TEXTO PROPORCIONADO:
Las emociones son respuestas adaptativas de nuestro organismo ante estímulos que son o han sido importantes para la supervivencia o la reproducción. La respuesta emocional es un estado mental subjetivo que va acompañado de comportamientos (incluyendo expresiones faciales, posturas y movimientos) y cambios fisiológicos específicos (hormonales y del sistema nervioso autónomo). Nuestro cerebro está continuamente monitorizando lo que ocurre en nuestro cuerpo y detecta estos cambios; por eso sentimos mariposas en el estómago o un nudo en la garganta cuando experimentamos ciertas emociones.

TAREA SOLICITADA 1: ¿Puedes transcribir el texto sobre las emociones desde "Las emociones son" hasta "experimentamos ciertas emociones.", sustituyendo "cerebro" por "encéfalo"?
TAREA SOLICITADA 2: ¿Qué comportamientos se citan entre paréntesis en el texto sobre las emociones?
Los registros no tienen relación con el texto.

Entradas del conjunto de datos:
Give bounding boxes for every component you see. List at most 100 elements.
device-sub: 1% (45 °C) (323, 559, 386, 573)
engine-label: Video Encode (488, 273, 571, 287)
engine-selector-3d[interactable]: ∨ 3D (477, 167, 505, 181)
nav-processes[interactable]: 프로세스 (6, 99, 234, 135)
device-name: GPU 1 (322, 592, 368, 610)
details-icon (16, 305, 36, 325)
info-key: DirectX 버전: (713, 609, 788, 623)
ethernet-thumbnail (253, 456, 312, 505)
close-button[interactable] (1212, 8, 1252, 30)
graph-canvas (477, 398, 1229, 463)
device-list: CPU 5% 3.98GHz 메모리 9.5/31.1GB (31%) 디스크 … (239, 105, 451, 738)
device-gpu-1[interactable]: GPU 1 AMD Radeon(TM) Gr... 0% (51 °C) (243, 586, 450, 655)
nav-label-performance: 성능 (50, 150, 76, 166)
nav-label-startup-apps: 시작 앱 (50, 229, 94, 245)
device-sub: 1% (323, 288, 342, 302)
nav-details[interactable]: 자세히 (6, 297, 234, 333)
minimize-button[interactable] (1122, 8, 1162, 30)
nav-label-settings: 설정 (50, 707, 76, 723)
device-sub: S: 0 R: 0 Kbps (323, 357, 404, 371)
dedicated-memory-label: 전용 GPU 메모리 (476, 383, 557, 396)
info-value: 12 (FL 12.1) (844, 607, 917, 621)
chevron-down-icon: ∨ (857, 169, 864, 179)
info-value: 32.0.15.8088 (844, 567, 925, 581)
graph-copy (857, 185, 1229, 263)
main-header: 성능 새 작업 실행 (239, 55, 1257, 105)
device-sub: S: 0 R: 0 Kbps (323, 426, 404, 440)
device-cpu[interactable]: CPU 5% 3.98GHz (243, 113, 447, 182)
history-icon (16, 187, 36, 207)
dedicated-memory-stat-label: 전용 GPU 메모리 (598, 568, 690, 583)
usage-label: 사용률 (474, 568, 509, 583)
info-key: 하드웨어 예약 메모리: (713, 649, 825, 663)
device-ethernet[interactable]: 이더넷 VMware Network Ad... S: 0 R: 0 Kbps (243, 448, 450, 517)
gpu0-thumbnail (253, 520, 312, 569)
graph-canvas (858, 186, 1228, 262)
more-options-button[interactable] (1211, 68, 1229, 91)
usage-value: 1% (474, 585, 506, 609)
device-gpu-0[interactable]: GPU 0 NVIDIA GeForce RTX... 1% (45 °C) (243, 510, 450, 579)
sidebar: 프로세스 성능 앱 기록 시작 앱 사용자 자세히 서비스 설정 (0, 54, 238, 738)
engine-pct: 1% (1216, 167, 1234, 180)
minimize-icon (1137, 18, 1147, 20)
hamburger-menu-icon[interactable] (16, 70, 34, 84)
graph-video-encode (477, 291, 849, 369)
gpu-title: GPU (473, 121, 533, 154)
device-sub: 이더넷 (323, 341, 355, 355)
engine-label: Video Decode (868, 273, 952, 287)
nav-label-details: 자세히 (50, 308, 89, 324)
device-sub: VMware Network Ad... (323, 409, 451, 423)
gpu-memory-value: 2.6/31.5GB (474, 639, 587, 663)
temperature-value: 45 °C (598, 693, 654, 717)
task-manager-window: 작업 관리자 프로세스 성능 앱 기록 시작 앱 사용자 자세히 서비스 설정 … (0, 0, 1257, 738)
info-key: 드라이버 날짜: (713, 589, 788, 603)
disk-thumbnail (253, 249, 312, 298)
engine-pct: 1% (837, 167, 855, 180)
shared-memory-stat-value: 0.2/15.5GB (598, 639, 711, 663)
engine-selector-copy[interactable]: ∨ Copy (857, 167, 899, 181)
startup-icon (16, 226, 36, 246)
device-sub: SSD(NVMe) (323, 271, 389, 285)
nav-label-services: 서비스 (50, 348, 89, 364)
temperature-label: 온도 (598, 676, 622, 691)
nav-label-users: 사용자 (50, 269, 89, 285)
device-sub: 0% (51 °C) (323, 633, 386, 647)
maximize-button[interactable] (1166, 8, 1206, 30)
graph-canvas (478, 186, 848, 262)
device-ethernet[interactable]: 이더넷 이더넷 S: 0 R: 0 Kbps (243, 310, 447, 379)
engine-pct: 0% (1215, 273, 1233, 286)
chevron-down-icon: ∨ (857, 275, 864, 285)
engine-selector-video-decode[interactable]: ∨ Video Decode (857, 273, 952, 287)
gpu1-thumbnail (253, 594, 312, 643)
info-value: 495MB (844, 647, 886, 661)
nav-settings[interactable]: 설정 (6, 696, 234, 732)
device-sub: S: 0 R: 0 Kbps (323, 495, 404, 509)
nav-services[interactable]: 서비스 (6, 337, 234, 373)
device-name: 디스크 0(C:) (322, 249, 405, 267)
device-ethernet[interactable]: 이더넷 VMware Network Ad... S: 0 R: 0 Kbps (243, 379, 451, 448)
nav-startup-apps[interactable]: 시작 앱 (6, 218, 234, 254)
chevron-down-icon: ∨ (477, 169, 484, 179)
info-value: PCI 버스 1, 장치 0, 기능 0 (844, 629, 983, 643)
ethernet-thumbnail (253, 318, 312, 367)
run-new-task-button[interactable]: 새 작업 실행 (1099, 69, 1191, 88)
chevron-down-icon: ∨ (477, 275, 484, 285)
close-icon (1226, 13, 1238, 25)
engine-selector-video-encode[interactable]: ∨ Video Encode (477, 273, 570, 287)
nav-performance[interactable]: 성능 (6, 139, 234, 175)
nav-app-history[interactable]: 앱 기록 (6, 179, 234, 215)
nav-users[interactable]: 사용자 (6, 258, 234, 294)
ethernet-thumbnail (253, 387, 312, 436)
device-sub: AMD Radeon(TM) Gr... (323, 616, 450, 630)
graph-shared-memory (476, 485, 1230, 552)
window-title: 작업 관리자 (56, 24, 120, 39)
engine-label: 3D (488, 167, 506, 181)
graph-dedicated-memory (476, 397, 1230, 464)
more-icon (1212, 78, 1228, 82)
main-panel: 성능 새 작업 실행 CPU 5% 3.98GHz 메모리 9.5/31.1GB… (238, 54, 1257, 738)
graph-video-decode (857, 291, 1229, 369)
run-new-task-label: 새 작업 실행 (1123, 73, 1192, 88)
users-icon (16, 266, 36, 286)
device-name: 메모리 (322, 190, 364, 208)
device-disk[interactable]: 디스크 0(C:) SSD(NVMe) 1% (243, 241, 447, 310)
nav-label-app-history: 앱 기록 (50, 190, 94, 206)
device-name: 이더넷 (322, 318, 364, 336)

RESPUESTA ESCRITA 1:
Las emociones son respuestas adaptativas de nuestro organismo ante estímulos que son o han sido importantes para la supervivencia o la reproducción. La respuesta emocional es un estado mental subjetivo que va acompañado de comportamientos (incluyendo expresiones faciales, posturas y movimientos) y cambios fisiológicos específicos (hormonales y del sistema nervioso autónomo). Nuestro encéfalo está continuamente monitorizando lo que ocurre en nuestro cuerpo y detecta estos cambios; por eso sentimos mariposas en el estómago o un nudo en la garganta cuando experimentamos ciertas emociones.

RESPUESTA ESCRITA 2: Expresiones faciales, posturas y movimientos.